** START OF ENTRIES PROVIDED **
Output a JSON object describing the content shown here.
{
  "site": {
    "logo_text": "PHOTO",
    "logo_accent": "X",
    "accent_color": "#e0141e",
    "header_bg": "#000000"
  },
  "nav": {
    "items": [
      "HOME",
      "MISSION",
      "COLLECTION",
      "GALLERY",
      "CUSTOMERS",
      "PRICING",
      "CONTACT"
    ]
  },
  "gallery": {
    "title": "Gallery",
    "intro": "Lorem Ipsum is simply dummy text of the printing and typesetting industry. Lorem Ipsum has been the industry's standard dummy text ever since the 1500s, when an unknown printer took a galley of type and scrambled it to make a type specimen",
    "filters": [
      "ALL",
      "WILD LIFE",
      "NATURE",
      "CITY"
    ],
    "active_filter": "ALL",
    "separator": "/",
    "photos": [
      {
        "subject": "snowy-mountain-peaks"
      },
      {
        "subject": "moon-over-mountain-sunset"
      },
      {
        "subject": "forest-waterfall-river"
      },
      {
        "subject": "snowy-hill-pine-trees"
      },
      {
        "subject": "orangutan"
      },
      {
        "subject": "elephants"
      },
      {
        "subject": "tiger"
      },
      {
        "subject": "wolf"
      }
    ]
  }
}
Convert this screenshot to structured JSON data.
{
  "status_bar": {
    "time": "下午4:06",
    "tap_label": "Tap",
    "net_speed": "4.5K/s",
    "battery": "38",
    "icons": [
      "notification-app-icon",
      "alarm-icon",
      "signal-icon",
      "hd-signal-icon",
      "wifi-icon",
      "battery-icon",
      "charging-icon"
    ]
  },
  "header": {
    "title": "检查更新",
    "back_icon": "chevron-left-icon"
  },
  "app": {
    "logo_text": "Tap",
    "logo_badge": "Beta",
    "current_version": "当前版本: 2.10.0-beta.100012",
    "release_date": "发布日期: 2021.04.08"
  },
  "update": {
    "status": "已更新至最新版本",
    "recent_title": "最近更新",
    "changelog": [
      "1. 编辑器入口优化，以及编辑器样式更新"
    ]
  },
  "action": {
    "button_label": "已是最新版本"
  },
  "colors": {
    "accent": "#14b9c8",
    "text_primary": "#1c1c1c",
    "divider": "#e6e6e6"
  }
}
** END OF ENTRIES PROVIDED **
## DESCRIPTION OF THE TASK:
Set down, exactly and in full, the lines from the one containing "Convert this screenshot" through the end of the entries; no other line belongs.

## EXERCISE ANSWER:
Convert this screenshot to structured JSON data.
{
  "status_bar": {
    "time": "下午4:06",
    "tap_label": "Tap",
    "net_speed": "4.5K/s",
    "battery": "38",
    "icons": [
      "notification-app-icon",
      "alarm-icon",
      "signal-icon",
      "hd-signal-icon",
      "wifi-icon",
      "battery-icon",
      "charging-icon"
    ]
  },
  "header": {
    "title": "检查更新",
    "back_icon": "chevron-left-icon"
  },
  "app": {
    "logo_text": "Tap",
    "logo_badge": "Beta",
    "current_version": "当前版本: 2.10.0-beta.100012",
    "release_date": "发布日期: 2021.04.08"
  },
  "update": {
    "status": "已更新至最新版本",
    "recent_title": "最近更新",
    "changelog": [
      "1. 编辑器入口优化，以及编辑器样式更新"
    ]
  },
  "action": {
    "button_label": "已是最新版本"
  },
  "colors": {
    "accent": "#14b9c8",
    "text_primary": "#1c1c1c",
    "divider": "#e6e6e6"
  }
}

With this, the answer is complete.